Repeat the entire listing exactly as written.
-- start Input for this task --
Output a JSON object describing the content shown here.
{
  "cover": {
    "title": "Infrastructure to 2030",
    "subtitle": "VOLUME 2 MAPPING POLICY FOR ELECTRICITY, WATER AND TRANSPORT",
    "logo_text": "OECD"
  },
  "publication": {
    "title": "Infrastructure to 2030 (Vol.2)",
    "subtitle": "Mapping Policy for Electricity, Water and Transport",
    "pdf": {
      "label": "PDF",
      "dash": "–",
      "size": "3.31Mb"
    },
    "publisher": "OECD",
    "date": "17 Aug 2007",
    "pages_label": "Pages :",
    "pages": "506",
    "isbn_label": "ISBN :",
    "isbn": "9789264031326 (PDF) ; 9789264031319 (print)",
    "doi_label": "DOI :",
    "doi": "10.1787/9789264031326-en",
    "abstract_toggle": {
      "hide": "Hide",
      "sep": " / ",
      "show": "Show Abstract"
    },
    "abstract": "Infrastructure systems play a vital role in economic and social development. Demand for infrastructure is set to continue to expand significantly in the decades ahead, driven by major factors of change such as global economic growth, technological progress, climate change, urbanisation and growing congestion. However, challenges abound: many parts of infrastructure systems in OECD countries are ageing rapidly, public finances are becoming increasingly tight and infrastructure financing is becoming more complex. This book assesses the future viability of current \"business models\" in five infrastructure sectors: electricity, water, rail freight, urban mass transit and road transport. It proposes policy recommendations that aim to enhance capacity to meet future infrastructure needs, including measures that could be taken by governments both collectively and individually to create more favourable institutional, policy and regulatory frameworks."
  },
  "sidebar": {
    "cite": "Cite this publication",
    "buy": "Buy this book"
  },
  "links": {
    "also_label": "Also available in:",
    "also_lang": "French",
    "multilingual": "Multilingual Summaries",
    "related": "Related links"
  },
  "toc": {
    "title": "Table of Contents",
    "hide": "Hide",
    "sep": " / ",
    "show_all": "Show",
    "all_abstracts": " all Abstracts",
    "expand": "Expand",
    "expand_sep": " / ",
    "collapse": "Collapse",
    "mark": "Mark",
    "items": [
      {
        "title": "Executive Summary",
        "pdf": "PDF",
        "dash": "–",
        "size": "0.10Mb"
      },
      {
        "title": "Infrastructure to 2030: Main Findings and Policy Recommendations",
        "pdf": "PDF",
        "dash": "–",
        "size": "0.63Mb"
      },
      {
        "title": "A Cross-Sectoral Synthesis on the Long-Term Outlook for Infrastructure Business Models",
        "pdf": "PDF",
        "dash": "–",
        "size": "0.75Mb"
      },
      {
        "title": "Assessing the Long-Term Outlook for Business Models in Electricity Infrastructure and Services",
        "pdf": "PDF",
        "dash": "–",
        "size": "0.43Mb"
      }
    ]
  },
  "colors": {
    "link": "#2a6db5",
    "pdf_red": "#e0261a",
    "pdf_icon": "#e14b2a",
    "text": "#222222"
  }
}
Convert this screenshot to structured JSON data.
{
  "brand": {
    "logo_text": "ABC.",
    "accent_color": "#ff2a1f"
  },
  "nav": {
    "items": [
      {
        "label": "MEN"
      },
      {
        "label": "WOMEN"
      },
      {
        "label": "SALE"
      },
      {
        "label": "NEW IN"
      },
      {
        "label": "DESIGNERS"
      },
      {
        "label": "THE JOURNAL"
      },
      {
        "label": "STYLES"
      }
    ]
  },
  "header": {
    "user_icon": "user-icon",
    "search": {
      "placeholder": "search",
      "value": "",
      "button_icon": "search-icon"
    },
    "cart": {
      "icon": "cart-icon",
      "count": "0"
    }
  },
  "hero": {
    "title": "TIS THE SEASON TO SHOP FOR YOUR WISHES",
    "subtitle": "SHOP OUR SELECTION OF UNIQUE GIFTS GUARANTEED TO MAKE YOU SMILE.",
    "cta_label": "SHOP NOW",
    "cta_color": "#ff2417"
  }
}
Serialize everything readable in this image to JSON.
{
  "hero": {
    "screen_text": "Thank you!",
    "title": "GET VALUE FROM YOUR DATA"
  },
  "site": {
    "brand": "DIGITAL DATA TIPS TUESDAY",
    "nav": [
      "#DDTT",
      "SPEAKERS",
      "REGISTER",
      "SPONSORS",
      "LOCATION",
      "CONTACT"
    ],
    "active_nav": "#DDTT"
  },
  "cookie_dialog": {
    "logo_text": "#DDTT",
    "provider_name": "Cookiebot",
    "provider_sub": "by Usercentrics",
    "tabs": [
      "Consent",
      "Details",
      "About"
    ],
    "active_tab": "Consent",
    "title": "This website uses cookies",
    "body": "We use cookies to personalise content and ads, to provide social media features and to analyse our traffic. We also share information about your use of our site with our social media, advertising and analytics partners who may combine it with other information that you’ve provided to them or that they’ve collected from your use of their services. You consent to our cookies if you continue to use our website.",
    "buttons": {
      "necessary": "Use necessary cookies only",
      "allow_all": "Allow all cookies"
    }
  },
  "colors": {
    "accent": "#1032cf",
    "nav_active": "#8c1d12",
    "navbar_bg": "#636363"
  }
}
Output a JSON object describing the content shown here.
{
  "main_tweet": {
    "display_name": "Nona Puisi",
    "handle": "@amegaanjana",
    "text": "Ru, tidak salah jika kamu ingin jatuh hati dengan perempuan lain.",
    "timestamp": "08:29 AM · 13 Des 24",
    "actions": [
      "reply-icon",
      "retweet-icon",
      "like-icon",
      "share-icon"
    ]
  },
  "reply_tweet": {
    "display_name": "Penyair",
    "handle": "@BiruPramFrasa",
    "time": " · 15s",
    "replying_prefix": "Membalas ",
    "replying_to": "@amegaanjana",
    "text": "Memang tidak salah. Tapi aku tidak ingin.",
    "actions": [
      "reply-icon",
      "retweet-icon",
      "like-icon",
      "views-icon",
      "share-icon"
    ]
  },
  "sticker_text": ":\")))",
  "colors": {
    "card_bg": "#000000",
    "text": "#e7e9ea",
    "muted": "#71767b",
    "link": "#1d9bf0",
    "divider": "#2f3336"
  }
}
-- end Input for this task --
Exercise result –
Output a JSON object describing the content shown here.
{
  "cover": {
    "title": "Infrastructure to 2030",
    "subtitle": "VOLUME 2 MAPPING POLICY FOR ELECTRICITY, WATER AND TRANSPORT",
    "logo_text": "OECD"
  },
  "publication": {
    "title": "Infrastructure to 2030 (Vol.2)",
    "subtitle": "Mapping Policy for Electricity, Water and Transport",
    "pdf": {
      "label": "PDF",
      "dash": "–",
      "size": "3.31Mb"
    },
    "publisher": "OECD",
    "date": "17 Aug 2007",
    "pages_label": "Pages :",
    "pages": "506",
    "isbn_label": "ISBN :",
    "isbn": "9789264031326 (PDF) ; 9789264031319 (print)",
    "doi_label": "DOI :",
    "doi": "10.1787/9789264031326-en",
    "abstract_toggle": {
      "hide": "Hide",
      "sep": " / ",
      "show": "Show Abstract"
    },
    "abstract": "Infrastructure systems play a vital role in economic and social development. Demand for infrastructure is set to continue to expand significantly in the decades ahead, driven by major factors of change such as global economic growth, technological progress, climate change, urbanisation and growing congestion. However, challenges abound: many parts of infrastructure systems in OECD countries are ageing rapidly, public finances are becoming increasingly tight and infrastructure financing is becoming more complex. This book assesses the future viability of current \"business models\" in five infrastructure sectors: electricity, water, rail freight, urban mass transit and road transport. It proposes policy recommendations that aim to enhance capacity to meet future infrastructure needs, including measures that could be taken by governments both collectively and individually to create more favourable institutional, policy and regulatory frameworks."
  },
  "sidebar": {
    "cite": "Cite this publication",
    "buy": "Buy this book"
  },
  "links": {
    "also_label": "Also available in:",
    "also_lang": "French",
    "multilingual": "Multilingual Summaries",
    "related": "Related links"
  },
  "toc": {
    "title": "Table of Contents",
    "hide": "Hide",
    "sep": " / ",
    "show_all": "Show",
    "all_abstracts": " all Abstracts",
    "expand": "Expand",
    "expand_sep": " / ",
    "collapse": "Collapse",
    "mark": "Mark",
    "items": [
      {
        "title": "Executive Summary",
        "pdf": "PDF",
        "dash": "–",
        "size": "0.10Mb"
      },
      {
        "title": "Infrastructure to 2030: Main Findings and Policy Recommendations",
        "pdf": "PDF",
        "dash": "–",
        "size": "0.63Mb"
      },
      {
        "title": "A Cross-Sectoral Synthesis on the Long-Term Outlook for Infrastructure Business Models",
        "pdf": "PDF",
        "dash": "–",
        "size": "0.75Mb"
      },
      {
        "title": "Assessing the Long-Term Outlook for Business Models in Electricity Infrastructure and Services",
        "pdf": "PDF",
        "dash": "–",
        "size": "0.43Mb"
      }
    ]
  },
  "colors": {
    "link": "#2a6db5",
    "pdf_red": "#e0261a",
    "pdf_icon": "#e14b2a",
    "text": "#222222"
  }
}
Convert this screenshot to structured JSON data.
{
  "brand": {
    "logo_text": "ABC.",
    "accent_color": "#ff2a1f"
  },
  "nav": {
    "items": [
      {
        "label": "MEN"
      },
      {
        "label": "WOMEN"
      },
      {
        "label": "SALE"
      },
      {
        "label": "NEW IN"
      },
      {
        "label": "DESIGNERS"
      },
      {
        "label": "THE JOURNAL"
      },
      {
        "label": "STYLES"
      }
    ]
  },
  "header": {
    "user_icon": "user-icon",
    "search": {
      "placeholder": "search",
      "value": "",
      "button_icon": "search-icon"
    },
    "cart": {
      "icon": "cart-icon",
      "count": "0"
    }
  },
  "hero": {
    "title": "TIS THE SEASON TO SHOP FOR YOUR WISHES",
    "subtitle": "SHOP OUR SELECTION OF UNIQUE GIFTS GUARANTEED TO MAKE YOU SMILE.",
    "cta_label": "SHOP NOW",
    "cta_color": "#ff2417"
  }
}
Serialize everything readable in this image to JSON.
{
  "hero": {
    "screen_text": "Thank you!",
    "title": "GET VALUE FROM YOUR DATA"
  },
  "site": {
    "brand": "DIGITAL DATA TIPS TUESDAY",
    "nav": [
      "#DDTT",
      "SPEAKERS",
      "REGISTER",
      "SPONSORS",
      "LOCATION",
      "CONTACT"
    ],
    "active_nav": "#DDTT"
  },
  "cookie_dialog": {
    "logo_text": "#DDTT",
    "provider_name": "Cookiebot",
    "provider_sub": "by Usercentrics",
    "tabs": [
      "Consent",
      "Details",
      "About"
    ],
    "active_tab": "Consent",
    "title": "This website uses cookies",
    "body": "We use cookies to personalise content and ads, to provide social media features and to analyse our traffic. We also share information about your use of our site with our social media, advertising and analytics partners who may combine it with other information that you’ve provided to them or that they’ve collected from your use of their services. You consent to our cookies if you continue to use our website.",
    "buttons": {
      "necessary": "Use necessary cookies only",
      "allow_all": "Allow all cookies"
    }
  },
  "colors": {
    "accent": "#1032cf",
    "nav_active": "#8c1d12",
    "navbar_bg": "#636363"
  }
}
Output a JSON object describing the content shown here.
{
  "main_tweet": {
    "display_name": "Nona Puisi",
    "handle": "@amegaanjana",
    "text": "Ru, tidak salah jika kamu ingin jatuh hati dengan perempuan lain.",
    "timestamp": "08:29 AM · 13 Des 24",
    "actions": [
      "reply-icon",
      "retweet-icon",
      "like-icon",
      "share-icon"
    ]
  },
  "reply_tweet": {
    "display_name": "Penyair",
    "handle": "@BiruPramFrasa",
    "time": " · 15s",
    "replying_prefix": "Membalas ",
    "replying_to": "@amegaanjana",
    "text": "Memang tidak salah. Tapi aku tidak ingin.",
    "actions": [
      "reply-icon",
      "retweet-icon",
      "like-icon",
      "views-icon",
      "share-icon"
    ]
  },
  "sticker_text": ":\")))",
  "colors": {
    "card_bg": "#000000",
    "text": "#e7e9ea",
    "muted": "#71767b",
    "link": "#1d9bf0",
    "divider": "#2f3336"
  }
}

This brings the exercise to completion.